**Stated problem**
Exactly reproduce each record listed below.

**Working data**
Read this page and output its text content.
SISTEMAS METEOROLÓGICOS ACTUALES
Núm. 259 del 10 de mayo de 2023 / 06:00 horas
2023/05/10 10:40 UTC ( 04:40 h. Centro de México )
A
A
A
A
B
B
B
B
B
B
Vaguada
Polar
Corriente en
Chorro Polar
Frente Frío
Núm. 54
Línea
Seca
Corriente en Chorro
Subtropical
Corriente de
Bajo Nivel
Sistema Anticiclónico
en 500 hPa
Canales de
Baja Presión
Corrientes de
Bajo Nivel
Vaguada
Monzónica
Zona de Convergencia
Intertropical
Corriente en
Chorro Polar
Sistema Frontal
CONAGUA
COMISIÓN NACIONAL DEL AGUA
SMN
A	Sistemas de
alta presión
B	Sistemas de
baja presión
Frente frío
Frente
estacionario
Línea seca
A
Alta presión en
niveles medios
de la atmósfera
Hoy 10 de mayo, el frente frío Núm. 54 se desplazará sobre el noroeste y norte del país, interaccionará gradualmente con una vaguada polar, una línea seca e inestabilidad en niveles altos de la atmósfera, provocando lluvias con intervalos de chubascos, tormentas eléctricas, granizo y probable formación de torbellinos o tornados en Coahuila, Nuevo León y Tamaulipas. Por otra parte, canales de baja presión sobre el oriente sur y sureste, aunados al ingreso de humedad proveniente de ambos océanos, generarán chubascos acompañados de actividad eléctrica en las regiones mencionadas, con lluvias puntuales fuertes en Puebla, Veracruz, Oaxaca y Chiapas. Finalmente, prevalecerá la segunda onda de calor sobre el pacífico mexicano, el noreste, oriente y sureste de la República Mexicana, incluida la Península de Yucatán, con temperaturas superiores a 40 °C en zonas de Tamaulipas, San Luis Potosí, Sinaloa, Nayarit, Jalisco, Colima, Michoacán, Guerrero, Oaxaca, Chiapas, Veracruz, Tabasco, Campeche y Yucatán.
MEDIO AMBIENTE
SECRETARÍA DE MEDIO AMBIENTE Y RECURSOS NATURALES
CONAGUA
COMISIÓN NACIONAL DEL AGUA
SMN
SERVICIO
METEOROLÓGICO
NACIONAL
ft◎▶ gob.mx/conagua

**Output for this exercise**
Read this page and output its text content.
SISTEMAS METEOROLÓGICOS ACTUALES
Núm. 259 del 10 de mayo de 2023 / 06:00 horas
2023/05/10 10:40 UTC ( 04:40 h. Centro de México )
A
A
A
A
B
B
B
B
B
B
Vaguada
Polar
Corriente en
Chorro Polar
Frente Frío
Núm. 54
Línea
Seca
Corriente en Chorro
Subtropical
Corriente de
Bajo Nivel
Sistema Anticiclónico
en 500 hPa
Canales de
Baja Presión
Corrientes de
Bajo Nivel
Vaguada
Monzónica
Zona de Convergencia
Intertropical
Corriente en
Chorro Polar
Sistema Frontal
CONAGUA
COMISIÓN NACIONAL DEL AGUA
SMN
A	Sistemas de
alta presión
B	Sistemas de
baja presión
Frente frío
Frente
estacionario
Línea seca
A
Alta presión en
niveles medios
de la atmósfera
Hoy 10 de mayo, el frente frío Núm. 54 se desplazará sobre el noroeste y norte del país, interaccionará gradualmente con una vaguada polar, una línea seca e inestabilidad en niveles altos de la atmósfera, provocando lluvias con intervalos de chubascos, tormentas eléctricas, granizo y probable formación de torbellinos o tornados en Coahuila, Nuevo León y Tamaulipas. Por otra parte, canales de baja presión sobre el oriente sur y sureste, aunados al ingreso de humedad proveniente de ambos océanos, generarán chubascos acompañados de actividad eléctrica en las regiones mencionadas, con lluvias puntuales fuertes en Puebla, Veracruz, Oaxaca y Chiapas. Finalmente, prevalecerá la segunda onda de calor sobre el pacífico mexicano, el noreste, oriente y sureste de la República Mexicana, incluida la Península de Yucatán, con temperaturas superiores a 40 °C en zonas de Tamaulipas, San Luis Potosí, Sinaloa, Nayarit, Jalisco, Colima, Michoacán, Guerrero, Oaxaca, Chiapas, Veracruz, Tabasco, Campeche y Yucatán.
MEDIO AMBIENTE
SECRETARÍA DE MEDIO AMBIENTE Y RECURSOS NATURALES
CONAGUA
COMISIÓN NACIONAL DEL AGUA
SMN
SERVICIO
METEOROLÓGICO
NACIONAL
ft◎▶ gob.mx/conagua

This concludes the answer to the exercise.